--- START STORED ROWS ---

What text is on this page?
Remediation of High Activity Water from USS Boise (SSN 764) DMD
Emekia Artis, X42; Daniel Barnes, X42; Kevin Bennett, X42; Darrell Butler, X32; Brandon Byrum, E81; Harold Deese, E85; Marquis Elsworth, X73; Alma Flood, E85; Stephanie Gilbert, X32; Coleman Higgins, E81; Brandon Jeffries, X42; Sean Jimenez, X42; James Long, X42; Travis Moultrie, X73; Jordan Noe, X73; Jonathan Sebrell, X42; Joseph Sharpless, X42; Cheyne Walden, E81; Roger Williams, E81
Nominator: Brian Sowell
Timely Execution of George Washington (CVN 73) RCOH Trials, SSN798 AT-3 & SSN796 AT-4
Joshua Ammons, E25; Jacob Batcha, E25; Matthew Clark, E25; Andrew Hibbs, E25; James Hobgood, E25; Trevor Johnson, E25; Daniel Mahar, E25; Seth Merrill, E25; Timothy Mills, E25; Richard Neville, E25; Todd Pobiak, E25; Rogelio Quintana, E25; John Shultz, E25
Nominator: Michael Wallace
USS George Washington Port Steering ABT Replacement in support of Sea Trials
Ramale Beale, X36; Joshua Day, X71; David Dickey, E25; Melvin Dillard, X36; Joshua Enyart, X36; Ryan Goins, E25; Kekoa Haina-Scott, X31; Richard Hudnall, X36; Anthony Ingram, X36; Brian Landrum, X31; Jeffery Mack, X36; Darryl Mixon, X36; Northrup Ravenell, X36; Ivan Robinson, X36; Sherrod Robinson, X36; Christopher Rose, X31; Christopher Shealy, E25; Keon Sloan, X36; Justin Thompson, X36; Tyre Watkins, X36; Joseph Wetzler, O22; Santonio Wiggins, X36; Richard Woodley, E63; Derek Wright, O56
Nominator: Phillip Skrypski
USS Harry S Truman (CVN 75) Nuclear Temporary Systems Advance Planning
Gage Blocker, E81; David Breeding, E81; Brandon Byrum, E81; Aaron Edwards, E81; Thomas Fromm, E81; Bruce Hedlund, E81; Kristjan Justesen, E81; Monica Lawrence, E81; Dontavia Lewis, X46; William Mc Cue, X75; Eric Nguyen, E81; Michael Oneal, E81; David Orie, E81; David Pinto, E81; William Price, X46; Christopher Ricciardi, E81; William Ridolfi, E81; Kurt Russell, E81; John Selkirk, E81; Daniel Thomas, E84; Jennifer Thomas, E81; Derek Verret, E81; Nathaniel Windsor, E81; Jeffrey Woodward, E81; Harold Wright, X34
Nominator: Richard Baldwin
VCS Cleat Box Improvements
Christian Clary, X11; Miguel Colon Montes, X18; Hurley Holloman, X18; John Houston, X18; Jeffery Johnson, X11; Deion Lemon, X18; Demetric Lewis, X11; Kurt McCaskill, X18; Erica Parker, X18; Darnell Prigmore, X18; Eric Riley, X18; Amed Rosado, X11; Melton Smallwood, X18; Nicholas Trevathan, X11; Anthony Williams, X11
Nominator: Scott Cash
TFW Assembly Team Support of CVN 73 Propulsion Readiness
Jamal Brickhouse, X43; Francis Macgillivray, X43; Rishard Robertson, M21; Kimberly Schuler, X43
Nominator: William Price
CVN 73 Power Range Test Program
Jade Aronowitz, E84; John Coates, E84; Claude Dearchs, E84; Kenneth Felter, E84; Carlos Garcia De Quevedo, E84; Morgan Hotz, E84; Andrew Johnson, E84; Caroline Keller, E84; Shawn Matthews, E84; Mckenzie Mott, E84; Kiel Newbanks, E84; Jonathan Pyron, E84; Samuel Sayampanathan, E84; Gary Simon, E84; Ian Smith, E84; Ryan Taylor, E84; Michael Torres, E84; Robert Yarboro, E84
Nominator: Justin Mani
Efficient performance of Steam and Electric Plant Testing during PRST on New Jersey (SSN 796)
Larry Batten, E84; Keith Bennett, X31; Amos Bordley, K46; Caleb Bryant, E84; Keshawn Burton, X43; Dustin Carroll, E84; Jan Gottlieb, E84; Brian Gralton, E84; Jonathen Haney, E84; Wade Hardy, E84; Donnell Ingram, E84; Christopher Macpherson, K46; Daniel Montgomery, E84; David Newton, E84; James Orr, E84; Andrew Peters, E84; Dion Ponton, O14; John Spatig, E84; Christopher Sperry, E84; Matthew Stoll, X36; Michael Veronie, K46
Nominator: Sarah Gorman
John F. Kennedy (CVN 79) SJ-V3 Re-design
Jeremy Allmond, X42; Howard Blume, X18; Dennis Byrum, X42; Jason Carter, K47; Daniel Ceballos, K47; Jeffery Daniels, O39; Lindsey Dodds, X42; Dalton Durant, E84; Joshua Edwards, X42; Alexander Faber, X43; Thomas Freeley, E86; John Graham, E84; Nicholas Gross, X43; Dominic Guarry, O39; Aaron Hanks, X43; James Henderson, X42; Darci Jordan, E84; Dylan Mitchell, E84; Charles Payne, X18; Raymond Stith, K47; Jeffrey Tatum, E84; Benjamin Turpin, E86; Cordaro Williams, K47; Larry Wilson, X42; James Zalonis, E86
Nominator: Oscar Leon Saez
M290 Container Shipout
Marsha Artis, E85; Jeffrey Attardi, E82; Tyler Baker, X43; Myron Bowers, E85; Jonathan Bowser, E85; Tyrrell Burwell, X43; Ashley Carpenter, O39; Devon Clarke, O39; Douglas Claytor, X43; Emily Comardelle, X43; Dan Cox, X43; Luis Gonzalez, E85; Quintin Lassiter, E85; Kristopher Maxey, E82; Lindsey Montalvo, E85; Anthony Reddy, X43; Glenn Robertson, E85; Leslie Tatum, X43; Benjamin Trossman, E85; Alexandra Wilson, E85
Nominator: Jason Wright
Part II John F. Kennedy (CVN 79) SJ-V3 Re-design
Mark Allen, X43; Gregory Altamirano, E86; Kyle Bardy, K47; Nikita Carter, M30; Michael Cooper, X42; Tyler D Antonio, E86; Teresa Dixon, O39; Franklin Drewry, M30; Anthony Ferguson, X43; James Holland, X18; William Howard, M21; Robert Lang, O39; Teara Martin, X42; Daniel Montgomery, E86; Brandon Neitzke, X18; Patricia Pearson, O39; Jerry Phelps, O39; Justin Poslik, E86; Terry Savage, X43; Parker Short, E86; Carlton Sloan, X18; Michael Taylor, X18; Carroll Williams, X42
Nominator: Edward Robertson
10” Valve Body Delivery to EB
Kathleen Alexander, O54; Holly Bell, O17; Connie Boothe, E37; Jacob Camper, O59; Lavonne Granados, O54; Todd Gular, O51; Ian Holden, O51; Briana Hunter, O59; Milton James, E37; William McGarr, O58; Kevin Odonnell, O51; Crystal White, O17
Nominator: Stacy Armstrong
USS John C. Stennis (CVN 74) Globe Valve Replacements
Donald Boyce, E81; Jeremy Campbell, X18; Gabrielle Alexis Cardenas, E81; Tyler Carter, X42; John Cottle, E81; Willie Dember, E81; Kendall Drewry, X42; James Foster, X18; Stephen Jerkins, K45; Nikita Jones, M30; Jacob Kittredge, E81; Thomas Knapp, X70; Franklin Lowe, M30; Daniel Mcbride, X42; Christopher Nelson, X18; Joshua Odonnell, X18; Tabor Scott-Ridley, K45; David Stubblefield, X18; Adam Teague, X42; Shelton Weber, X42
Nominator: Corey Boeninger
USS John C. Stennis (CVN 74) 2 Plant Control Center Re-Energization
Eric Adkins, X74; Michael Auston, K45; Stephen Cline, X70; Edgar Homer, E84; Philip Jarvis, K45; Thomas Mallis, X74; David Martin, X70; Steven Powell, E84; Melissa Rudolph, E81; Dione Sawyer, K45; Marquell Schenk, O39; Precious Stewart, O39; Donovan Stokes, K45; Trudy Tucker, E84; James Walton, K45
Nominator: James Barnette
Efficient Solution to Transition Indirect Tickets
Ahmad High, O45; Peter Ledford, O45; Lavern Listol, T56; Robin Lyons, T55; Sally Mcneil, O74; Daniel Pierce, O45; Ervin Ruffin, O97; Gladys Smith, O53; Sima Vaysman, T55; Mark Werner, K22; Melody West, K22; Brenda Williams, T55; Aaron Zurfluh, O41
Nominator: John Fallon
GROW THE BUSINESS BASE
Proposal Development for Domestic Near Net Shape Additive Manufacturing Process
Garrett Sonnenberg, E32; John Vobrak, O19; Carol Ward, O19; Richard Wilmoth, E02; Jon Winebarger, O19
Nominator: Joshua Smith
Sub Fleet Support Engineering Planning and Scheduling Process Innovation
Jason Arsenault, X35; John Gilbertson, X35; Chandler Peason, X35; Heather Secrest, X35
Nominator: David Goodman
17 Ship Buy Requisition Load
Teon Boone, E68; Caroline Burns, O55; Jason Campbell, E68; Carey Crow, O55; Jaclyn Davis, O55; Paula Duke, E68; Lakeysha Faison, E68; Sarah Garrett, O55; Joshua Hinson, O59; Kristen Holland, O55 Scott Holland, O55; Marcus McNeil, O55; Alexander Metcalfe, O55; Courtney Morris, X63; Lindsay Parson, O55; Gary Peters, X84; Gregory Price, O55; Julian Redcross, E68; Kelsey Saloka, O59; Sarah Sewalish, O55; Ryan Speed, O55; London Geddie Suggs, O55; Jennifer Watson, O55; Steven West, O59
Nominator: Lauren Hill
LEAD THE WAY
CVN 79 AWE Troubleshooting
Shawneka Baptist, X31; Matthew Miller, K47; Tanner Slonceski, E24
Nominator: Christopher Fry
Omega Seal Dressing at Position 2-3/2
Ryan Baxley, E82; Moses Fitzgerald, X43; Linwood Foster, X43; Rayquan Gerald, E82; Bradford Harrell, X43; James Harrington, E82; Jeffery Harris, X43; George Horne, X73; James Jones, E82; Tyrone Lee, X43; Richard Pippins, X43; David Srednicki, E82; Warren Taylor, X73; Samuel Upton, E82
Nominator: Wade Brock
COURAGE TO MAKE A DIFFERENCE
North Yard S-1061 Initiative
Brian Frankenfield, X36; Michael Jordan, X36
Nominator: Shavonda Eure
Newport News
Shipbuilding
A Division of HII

--- END STORED ROWS ---

Say how many lines in the records contain the string "Stennis", and say nothing else.

◆ WRITTEN ANSWER
2